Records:
╔══

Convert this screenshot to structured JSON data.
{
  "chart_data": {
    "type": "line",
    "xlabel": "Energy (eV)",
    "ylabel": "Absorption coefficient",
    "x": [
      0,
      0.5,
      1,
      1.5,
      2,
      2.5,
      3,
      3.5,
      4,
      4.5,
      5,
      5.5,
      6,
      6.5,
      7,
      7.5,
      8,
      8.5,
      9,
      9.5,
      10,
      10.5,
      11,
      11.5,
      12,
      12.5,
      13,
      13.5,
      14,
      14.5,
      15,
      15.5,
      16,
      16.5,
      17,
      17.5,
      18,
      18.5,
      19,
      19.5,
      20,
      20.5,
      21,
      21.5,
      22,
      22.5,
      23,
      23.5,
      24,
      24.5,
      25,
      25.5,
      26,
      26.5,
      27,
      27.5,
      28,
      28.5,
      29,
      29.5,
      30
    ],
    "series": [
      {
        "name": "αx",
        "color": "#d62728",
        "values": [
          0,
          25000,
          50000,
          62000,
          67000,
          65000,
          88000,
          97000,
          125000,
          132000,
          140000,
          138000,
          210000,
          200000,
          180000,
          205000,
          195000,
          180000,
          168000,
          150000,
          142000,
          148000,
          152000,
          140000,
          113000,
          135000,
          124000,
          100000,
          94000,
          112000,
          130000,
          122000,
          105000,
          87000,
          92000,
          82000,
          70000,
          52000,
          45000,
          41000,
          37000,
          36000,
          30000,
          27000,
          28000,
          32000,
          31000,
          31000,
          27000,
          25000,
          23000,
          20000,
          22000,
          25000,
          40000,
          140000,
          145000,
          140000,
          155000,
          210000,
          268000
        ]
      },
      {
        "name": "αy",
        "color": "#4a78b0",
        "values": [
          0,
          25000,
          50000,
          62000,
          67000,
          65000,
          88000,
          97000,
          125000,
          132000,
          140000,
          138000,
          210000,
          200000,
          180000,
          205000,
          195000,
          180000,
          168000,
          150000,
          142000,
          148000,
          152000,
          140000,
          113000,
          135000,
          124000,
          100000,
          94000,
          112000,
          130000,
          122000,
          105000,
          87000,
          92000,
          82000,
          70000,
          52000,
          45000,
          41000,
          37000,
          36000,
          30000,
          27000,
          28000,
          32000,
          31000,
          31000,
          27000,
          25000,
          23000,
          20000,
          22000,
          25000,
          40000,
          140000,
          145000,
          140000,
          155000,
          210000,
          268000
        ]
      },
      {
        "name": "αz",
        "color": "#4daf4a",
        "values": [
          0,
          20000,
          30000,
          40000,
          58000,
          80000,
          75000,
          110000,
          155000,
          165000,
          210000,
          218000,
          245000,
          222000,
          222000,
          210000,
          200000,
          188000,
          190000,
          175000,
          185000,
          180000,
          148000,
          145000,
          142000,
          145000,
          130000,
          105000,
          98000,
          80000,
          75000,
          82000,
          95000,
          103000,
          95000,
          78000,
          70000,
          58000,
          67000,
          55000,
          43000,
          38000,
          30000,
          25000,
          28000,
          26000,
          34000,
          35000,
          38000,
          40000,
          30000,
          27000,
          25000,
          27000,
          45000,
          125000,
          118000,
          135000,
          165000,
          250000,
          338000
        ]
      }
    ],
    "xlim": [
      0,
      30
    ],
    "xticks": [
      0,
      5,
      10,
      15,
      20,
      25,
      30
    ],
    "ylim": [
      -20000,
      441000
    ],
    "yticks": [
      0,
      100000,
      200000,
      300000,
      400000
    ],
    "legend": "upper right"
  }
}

╚══

YOUR OBJECTIVE:
Tally the lines of the data that hold the string "color". Answer with the number and nothing more.

RESULT FOR THIS EXERCISE:
3